* **DATA EXCERPTS**
[START]
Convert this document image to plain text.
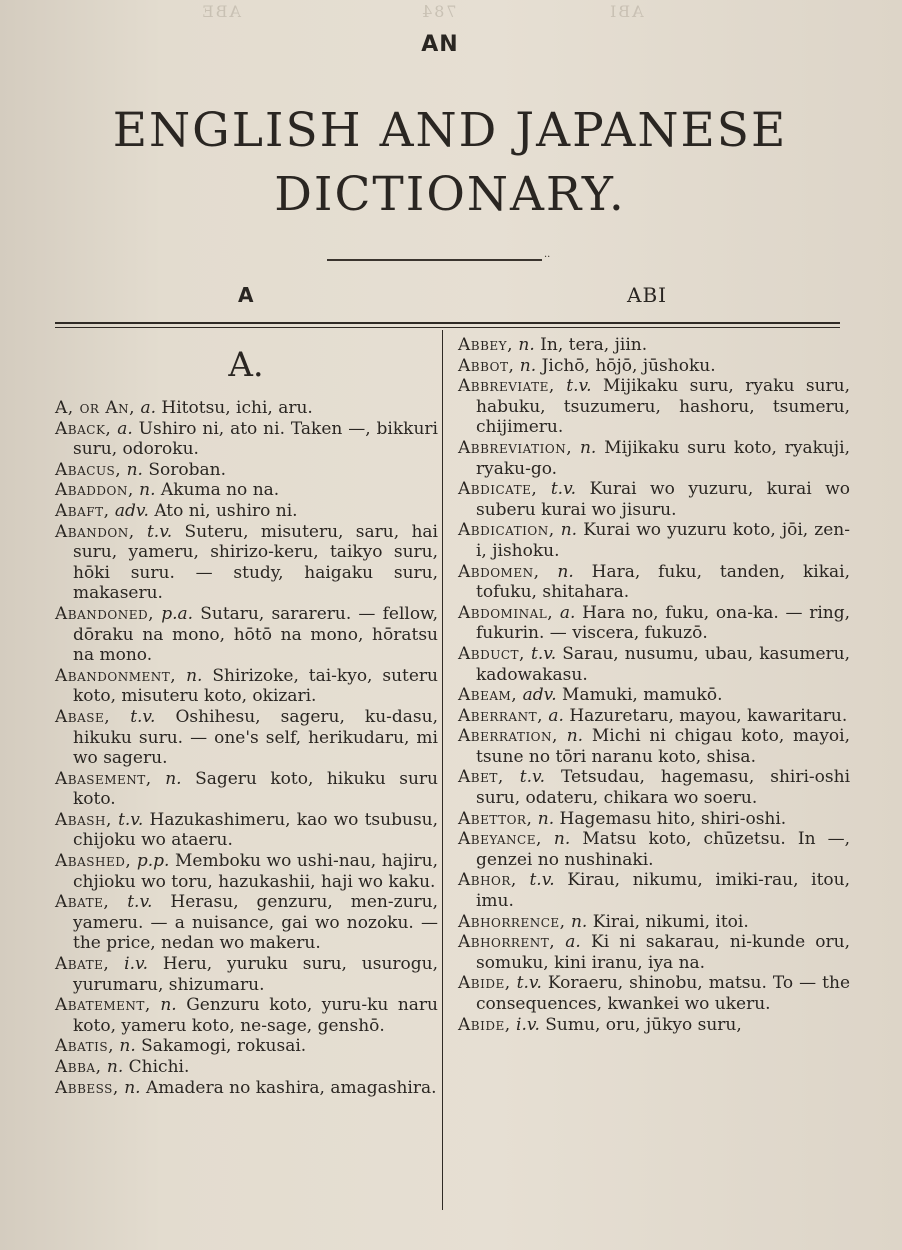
ABE	784	ABI
AN
ENGLISH AND JAPANESE
DICTIONARY.
··
A	ABI
A.
A, or An, a. Hitotsu, ichi, aru.
Aback, a. Ushiro ni, ato ni. Taken —, bikkuri suru, odoroku.
Abacus, n. Soroban.
Abaddon, n. Akuma no na.
Abaft, adv. Ato ni, ushiro ni.
Abandon, t.v. Suteru, misuteru, saru, hai suru, yameru, shirizo-keru, taikyo suru, hōki suru. — study, haigaku suru, makaseru.
Abandoned, p.a. Sutaru, sarareru. — fellow, dōraku na mono, hōtō na mono, hōratsu na mono.
Abandonment, n. Shirizoke, tai-kyo, suteru koto, misuteru koto, okizari.
Abase, t.v. Oshihesu, sageru, ku-dasu, hikuku suru. — one's self, herikudaru, mi wo sageru.
Abasement, n. Sageru koto, hikuku suru koto.
Abash, t.v. Hazukashimeru, kao wo tsubusu, chijoku wo ataeru.
Abashed, p.p. Memboku wo ushi-nau, hajiru, chjioku wo toru, hazukashii, haji wo kaku.
Abate, t.v. Herasu, genzuru, men-zuru, yameru. — a nuisance, gai wo nozoku. — the price, nedan wo makeru.
Abate, i.v. Heru, yuruku suru, usurogu, yurumaru, shizumaru.
Abatement, n. Genzuru koto, yuru-ku naru koto, yameru koto, ne-sage, genshō.
Abatis, n. Sakamogi, rokusai.
Abba, n. Chichi.
Abbess, n. Amadera no kashira, amagashira.
Abbey, n. In, tera, jiin.
Abbot, n. Jichō, hōjō, jūshoku.
Abbreviate, t.v. Mijikaku suru, ryaku suru, habuku, tsuzumeru, hashoru, tsumeru, chijimeru.
Abbreviation, n. Mijikaku suru koto, ryakuji, ryaku-go.
Abdicate, t.v. Kurai wo yuzuru, kurai wo suberu kurai wo jisuru.
Abdication, n. Kurai wo yuzuru koto, jōi, zen-i, jishoku.
Abdomen, n. Hara, fuku, tanden, kikai, tofuku, shitahara.
Abdominal, a. Hara no, fuku, ona-ka. — ring, fukurin. — viscera, fukuzō.
Abduct, t.v. Sarau, nusumu, ubau, kasumeru, kadowakasu.
Abeam, adv. Mamuki, mamukō.
Aberrant, a. Hazuretaru, mayou, kawaritaru.
Aberration, n. Michi ni chigau koto, mayoi, tsune no tōri naranu koto, shisa.
Abet, t.v. Tetsudau, hagemasu, shiri-oshi suru, odateru, chikara wo soeru.
Abettor, n. Hagemasu hito, shiri-oshi.
Abeyance, n. Matsu koto, chūzetsu. In —, genzei no nushinaki.
Abhor, t.v. Kirau, nikumu, imiki-rau, itou, imu.
Abhorrence, n. Kirai, nikumi, itoi.
Abhorrent, a. Ki ni sakarau, ni-kunde oru, somuku, kini iranu, iya na.
Abide, t.v. Koraeru, shinobu, matsu. To — the consequences, kwankei wo ukeru.
Abide, i.v. Sumu, oru, jūkyo suru,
[END]
Look above for lines with the word "hikuku" and copy them all.

Abase, t.v. Oshihesu, sageru, ku-dasu, hikuku suru. — one's self, herikudaru, mi wo sageru.
Abasement, n. Sageru koto, hikuku suru koto.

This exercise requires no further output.